** Begin **
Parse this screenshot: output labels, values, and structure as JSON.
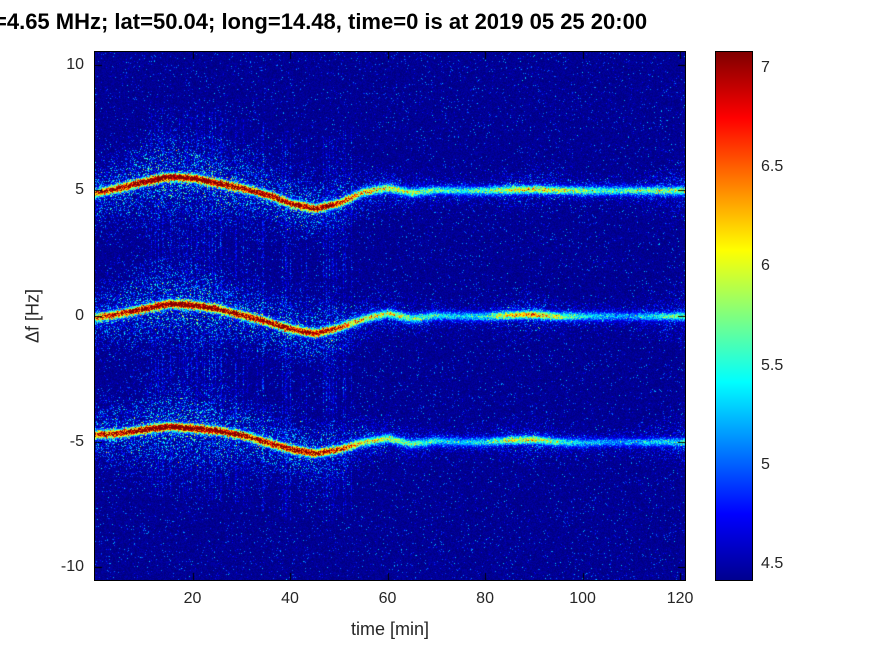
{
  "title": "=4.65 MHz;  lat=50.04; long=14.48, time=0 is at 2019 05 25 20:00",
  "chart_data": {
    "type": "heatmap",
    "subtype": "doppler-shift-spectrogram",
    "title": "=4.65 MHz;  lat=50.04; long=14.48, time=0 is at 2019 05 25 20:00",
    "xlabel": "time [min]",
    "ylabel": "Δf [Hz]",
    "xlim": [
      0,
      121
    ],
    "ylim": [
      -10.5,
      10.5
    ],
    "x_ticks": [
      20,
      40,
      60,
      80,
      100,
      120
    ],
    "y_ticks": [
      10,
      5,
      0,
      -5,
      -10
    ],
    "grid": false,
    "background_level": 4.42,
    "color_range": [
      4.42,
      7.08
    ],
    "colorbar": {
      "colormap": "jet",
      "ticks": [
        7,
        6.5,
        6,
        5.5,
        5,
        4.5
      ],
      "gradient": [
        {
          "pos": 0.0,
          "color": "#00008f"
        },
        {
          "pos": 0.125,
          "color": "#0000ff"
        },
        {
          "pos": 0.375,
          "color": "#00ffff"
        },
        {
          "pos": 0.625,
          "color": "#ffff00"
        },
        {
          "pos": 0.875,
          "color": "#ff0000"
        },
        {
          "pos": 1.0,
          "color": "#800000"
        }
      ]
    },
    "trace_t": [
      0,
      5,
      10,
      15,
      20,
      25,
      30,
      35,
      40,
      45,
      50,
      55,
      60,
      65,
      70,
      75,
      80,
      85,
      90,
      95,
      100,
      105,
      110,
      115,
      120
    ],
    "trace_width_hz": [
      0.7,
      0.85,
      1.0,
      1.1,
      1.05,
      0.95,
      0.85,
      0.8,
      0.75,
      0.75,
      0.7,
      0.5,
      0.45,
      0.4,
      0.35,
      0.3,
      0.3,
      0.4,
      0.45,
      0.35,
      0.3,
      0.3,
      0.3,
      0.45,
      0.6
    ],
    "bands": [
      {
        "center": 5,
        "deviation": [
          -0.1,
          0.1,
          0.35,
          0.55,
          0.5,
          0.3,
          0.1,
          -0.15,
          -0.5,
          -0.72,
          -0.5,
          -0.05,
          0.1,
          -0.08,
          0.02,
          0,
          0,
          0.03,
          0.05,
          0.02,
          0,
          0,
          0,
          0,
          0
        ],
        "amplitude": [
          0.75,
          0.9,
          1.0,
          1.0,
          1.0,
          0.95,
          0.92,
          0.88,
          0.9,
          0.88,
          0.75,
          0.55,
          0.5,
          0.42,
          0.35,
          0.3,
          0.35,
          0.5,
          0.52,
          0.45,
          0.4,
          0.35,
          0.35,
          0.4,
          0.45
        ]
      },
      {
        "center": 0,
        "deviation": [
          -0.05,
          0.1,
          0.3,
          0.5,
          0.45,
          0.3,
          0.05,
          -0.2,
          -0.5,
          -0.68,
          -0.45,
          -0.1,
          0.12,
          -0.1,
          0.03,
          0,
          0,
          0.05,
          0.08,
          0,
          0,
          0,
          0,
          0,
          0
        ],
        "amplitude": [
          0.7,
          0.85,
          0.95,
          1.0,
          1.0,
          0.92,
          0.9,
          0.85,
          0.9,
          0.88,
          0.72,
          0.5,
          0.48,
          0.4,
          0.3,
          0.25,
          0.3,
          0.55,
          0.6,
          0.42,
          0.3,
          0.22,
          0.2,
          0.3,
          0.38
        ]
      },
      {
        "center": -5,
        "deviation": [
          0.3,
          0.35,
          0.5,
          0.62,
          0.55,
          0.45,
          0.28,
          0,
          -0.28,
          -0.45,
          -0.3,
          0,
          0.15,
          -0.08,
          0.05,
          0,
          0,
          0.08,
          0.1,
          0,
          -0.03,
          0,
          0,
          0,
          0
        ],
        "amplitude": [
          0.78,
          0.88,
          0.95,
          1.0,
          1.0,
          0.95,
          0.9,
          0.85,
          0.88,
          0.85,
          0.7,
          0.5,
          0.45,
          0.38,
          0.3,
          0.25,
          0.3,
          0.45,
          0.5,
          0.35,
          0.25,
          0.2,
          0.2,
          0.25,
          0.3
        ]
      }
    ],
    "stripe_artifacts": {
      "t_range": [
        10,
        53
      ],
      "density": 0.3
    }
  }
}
** End **
## [Task objective]
Search the preceding listing for "long" and extract every line where it is found.

## [Correct answer]
  "title": "=4.65 MHz;  lat=50.04; long=14.48, time=0 is at 2019 05 25 20:00",
    "title": "=4.65 MHz;  lat=50.04; long=14.48, time=0 is at 2019 05 25 20:00",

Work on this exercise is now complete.